----- LISTED ENTRIES
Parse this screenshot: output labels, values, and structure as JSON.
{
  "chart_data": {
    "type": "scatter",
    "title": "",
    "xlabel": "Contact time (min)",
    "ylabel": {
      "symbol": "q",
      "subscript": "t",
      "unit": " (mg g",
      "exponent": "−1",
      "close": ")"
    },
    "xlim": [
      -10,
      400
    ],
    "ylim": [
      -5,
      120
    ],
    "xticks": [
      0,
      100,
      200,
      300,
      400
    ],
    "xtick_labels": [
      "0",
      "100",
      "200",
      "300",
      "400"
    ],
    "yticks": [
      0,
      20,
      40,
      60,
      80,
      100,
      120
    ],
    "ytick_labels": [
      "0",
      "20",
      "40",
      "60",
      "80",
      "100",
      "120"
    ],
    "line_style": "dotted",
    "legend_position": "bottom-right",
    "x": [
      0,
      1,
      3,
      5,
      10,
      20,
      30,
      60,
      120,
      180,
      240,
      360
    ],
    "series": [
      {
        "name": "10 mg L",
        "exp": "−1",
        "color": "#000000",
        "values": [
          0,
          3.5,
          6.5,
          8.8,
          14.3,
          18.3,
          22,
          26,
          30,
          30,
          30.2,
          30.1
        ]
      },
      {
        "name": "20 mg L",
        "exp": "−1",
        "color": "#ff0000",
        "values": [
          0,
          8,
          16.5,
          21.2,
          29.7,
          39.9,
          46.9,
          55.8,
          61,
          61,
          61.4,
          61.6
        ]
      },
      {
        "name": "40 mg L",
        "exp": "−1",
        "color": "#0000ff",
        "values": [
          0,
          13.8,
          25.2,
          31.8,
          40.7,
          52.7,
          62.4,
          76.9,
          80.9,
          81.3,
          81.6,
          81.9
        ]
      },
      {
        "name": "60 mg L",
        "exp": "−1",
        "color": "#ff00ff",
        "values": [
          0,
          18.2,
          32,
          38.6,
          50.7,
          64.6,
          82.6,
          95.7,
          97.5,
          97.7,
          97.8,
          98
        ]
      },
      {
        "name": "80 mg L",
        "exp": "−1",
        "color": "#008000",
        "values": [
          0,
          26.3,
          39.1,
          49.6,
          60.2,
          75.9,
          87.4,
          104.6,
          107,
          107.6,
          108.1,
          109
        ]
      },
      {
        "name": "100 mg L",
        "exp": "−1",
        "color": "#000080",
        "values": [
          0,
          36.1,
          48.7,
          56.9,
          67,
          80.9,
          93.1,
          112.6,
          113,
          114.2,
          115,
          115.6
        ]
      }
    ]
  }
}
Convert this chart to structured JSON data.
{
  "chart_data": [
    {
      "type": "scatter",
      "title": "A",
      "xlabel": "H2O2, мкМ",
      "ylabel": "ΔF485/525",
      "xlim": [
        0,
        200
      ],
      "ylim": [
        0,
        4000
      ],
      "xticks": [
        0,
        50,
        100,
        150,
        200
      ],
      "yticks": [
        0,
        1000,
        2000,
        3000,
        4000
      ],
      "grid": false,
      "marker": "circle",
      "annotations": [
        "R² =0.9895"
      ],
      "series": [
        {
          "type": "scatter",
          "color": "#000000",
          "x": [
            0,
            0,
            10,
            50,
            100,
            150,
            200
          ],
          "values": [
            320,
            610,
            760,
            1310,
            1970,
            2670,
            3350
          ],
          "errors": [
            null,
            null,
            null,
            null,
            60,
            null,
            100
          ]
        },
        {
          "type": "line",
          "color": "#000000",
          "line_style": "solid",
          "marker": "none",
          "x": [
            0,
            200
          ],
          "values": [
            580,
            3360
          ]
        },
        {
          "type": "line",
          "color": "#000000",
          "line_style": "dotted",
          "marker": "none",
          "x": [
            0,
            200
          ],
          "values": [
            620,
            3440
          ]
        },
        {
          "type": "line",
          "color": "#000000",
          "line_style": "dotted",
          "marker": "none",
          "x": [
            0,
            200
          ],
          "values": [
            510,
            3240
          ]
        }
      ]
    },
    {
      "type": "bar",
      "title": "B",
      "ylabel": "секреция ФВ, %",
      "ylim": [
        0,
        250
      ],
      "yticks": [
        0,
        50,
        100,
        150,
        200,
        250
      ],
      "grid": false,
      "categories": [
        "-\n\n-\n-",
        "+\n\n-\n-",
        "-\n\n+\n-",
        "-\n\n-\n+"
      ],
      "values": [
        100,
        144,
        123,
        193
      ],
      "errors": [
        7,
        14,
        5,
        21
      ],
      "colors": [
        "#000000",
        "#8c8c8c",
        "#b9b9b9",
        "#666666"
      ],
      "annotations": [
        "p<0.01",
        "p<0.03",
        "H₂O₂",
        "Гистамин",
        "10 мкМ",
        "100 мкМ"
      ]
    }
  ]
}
----------
**PROBLEM DETAILS**
Copy out all of the records shown above exactly.

**RESULT FOR THIS TASK**
Parse this screenshot: output labels, values, and structure as JSON.
{
  "chart_data": {
    "type": "scatter",
    "title": "",
    "xlabel": "Contact time (min)",
    "ylabel": {
      "symbol": "q",
      "subscript": "t",
      "unit": " (mg g",
      "exponent": "−1",
      "close": ")"
    },
    "xlim": [
      -10,
      400
    ],
    "ylim": [
      -5,
      120
    ],
    "xticks": [
      0,
      100,
      200,
      300,
      400
    ],
    "xtick_labels": [
      "0",
      "100",
      "200",
      "300",
      "400"
    ],
    "yticks": [
      0,
      20,
      40,
      60,
      80,
      100,
      120
    ],
    "ytick_labels": [
      "0",
      "20",
      "40",
      "60",
      "80",
      "100",
      "120"
    ],
    "line_style": "dotted",
    "legend_position": "bottom-right",
    "x": [
      0,
      1,
      3,
      5,
      10,
      20,
      30,
      60,
      120,
      180,
      240,
      360
    ],
    "series": [
      {
        "name": "10 mg L",
        "exp": "−1",
        "color": "#000000",
        "values": [
          0,
          3.5,
          6.5,
          8.8,
          14.3,
          18.3,
          22,
          26,
          30,
          30,
          30.2,
          30.1
        ]
      },
      {
        "name": "20 mg L",
        "exp": "−1",
        "color": "#ff0000",
        "values": [
          0,
          8,
          16.5,
          21.2,
          29.7,
          39.9,
          46.9,
          55.8,
          61,
          61,
          61.4,
          61.6
        ]
      },
      {
        "name": "40 mg L",
        "exp": "−1",
        "color": "#0000ff",
        "values": [
          0,
          13.8,
          25.2,
          31.8,
          40.7,
          52.7,
          62.4,
          76.9,
          80.9,
          81.3,
          81.6,
          81.9
        ]
      },
      {
        "name": "60 mg L",
        "exp": "−1",
        "color": "#ff00ff",
        "values": [
          0,
          18.2,
          32,
          38.6,
          50.7,
          64.6,
          82.6,
          95.7,
          97.5,
          97.7,
          97.8,
          98
        ]
      },
      {
        "name": "80 mg L",
        "exp": "−1",
        "color": "#008000",
        "values": [
          0,
          26.3,
          39.1,
          49.6,
          60.2,
          75.9,
          87.4,
          104.6,
          107,
          107.6,
          108.1,
          109
        ]
      },
      {
        "name": "100 mg L",
        "exp": "−1",
        "color": "#000080",
        "values": [
          0,
          36.1,
          48.7,
          56.9,
          67,
          80.9,
          93.1,
          112.6,
          113,
          114.2,
          115,
          115.6
        ]
      }
    ]
  }
}
Convert this chart to structured JSON data.
{
  "chart_data": [
    {
      "type": "scatter",
      "title": "A",
      "xlabel": "H2O2, мкМ",
      "ylabel": "ΔF485/525",
      "xlim": [
        0,
        200
      ],
      "ylim": [
        0,
        4000
      ],
      "xticks": [
        0,
        50,
        100,
        150,
        200
      ],
      "yticks": [
        0,
        1000,
        2000,
        3000,
        4000
      ],
      "grid": false,
      "marker": "circle",
      "annotations": [
        "R² =0.9895"
      ],
      "series": [
        {
          "type": "scatter",
          "color": "#000000",
          "x": [
            0,
            0,
            10,
            50,
            100,
            150,
            200
          ],
          "values": [
            320,
            610,
            760,
            1310,
            1970,
            2670,
            3350
          ],
          "errors": [
            null,
            null,
            null,
            null,
            60,
            null,
            100
          ]
        },
        {
          "type": "line",
          "color": "#000000",
          "line_style": "solid",
          "marker": "none",
          "x": [
            0,
            200
          ],
          "values": [
            580,
            3360
          ]
        },
        {
          "type": "line",
          "color": "#000000",
          "line_style": "dotted",
          "marker": "none",
          "x": [
            0,
            200
          ],
          "values": [
            620,
            3440
          ]
        },
        {
          "type": "line",
          "color": "#000000",
          "line_style": "dotted",
          "marker": "none",
          "x": [
            0,
            200
          ],
          "values": [
            510,
            3240
          ]
        }
      ]
    },
    {
      "type": "bar",
      "title": "B",
      "ylabel": "секреция ФВ, %",
      "ylim": [
        0,
        250
      ],
      "yticks": [
        0,
        50,
        100,
        150,
        200,
        250
      ],
      "grid": false,
      "categories": [
        "-\n\n-\n-",
        "+\n\n-\n-",
        "-\n\n+\n-",
        "-\n\n-\n+"
      ],
      "values": [
        100,
        144,
        123,
        193
      ],
      "errors": [
        7,
        14,
        5,
        21
      ],
      "colors": [
        "#000000",
        "#8c8c8c",
        "#b9b9b9",
        "#666666"
      ],
      "annotations": [
        "p<0.01",
        "p<0.03",
        "H₂O₂",
        "Гистамин",
        "10 мкМ",
        "100 мкМ"
      ]
    }
  ]
}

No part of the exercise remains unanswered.